=== Records for the exercise ===

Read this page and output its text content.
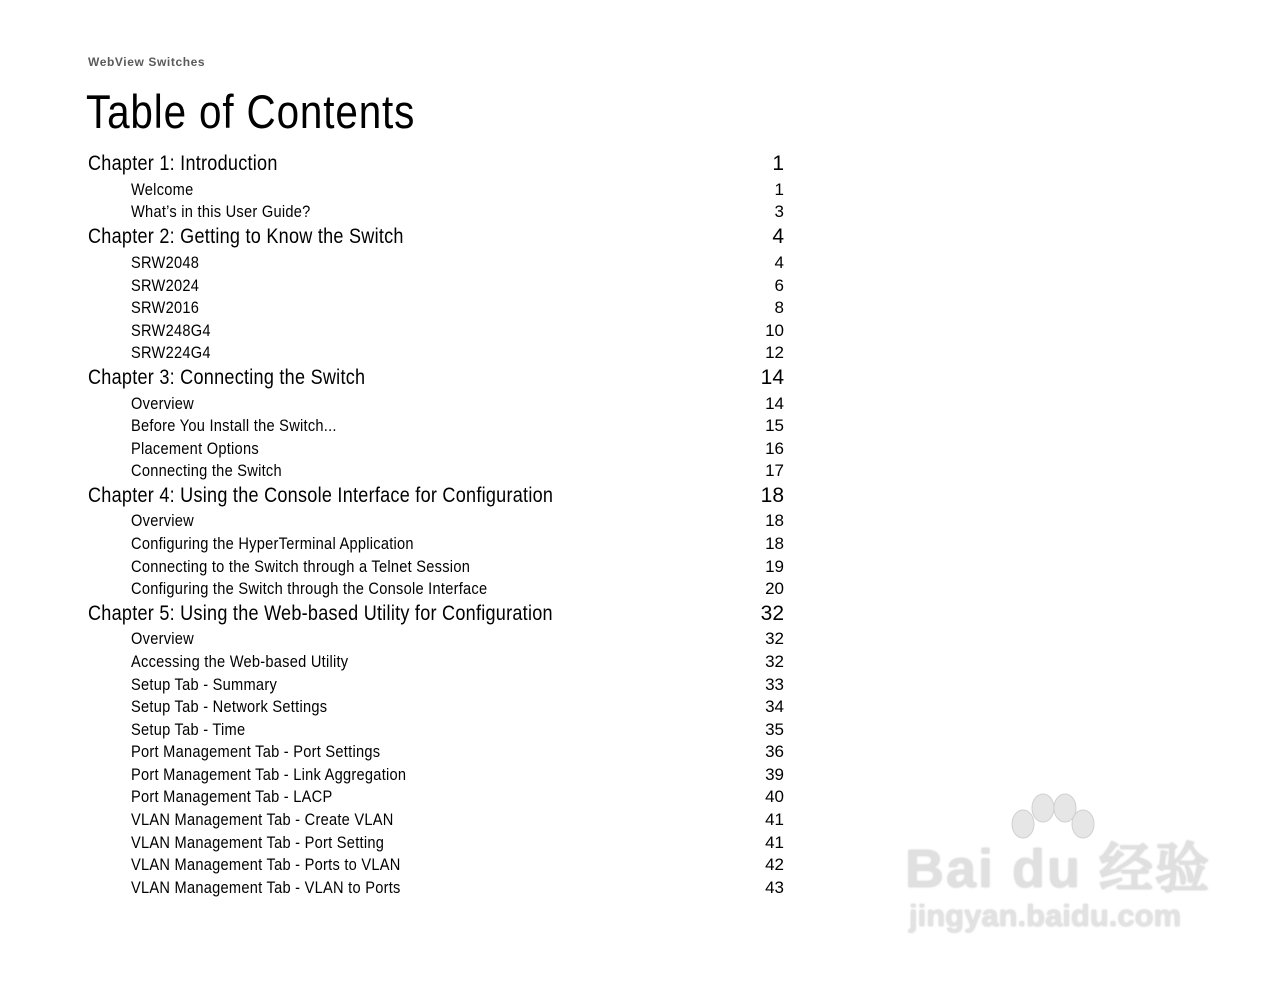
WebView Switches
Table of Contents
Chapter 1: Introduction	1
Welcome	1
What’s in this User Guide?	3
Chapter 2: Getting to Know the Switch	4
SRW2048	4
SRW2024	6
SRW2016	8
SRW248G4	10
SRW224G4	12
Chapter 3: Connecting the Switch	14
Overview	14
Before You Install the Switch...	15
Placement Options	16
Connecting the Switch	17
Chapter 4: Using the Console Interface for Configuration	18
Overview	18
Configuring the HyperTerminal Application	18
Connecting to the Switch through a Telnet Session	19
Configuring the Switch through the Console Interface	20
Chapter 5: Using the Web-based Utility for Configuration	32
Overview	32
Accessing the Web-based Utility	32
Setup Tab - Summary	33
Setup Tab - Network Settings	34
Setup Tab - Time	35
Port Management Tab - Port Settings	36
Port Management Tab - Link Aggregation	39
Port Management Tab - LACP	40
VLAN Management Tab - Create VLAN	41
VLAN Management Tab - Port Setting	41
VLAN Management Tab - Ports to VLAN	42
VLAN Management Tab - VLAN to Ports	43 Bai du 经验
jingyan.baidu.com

===

* **What the task asks**: Write out again every line above exactly as given; the pictures do not belong in the copy.

* **The answer**:
Read this page and output its text content.
WebView Switches
Table of Contents
Chapter 1: Introduction	1
Welcome	1
What’s in this User Guide?	3
Chapter 2: Getting to Know the Switch	4
SRW2048	4
SRW2024	6
SRW2016	8
SRW248G4	10
SRW224G4	12
Chapter 3: Connecting the Switch	14
Overview	14
Before You Install the Switch...	15
Placement Options	16
Connecting the Switch	17
Chapter 4: Using the Console Interface for Configuration	18
Overview	18
Configuring the HyperTerminal Application	18
Connecting to the Switch through a Telnet Session	19
Configuring the Switch through the Console Interface	20
Chapter 5: Using the Web-based Utility for Configuration	32
Overview	32
Accessing the Web-based Utility	32
Setup Tab - Summary	33
Setup Tab - Network Settings	34
Setup Tab - Time	35
Port Management Tab - Port Settings	36
Port Management Tab - Link Aggregation	39
Port Management Tab - LACP	40
VLAN Management Tab - Create VLAN	41
VLAN Management Tab - Port Setting	41
VLAN Management Tab - Ports to VLAN	42
VLAN Management Tab - VLAN to Ports	43 Bai du 经验
jingyan.baidu.com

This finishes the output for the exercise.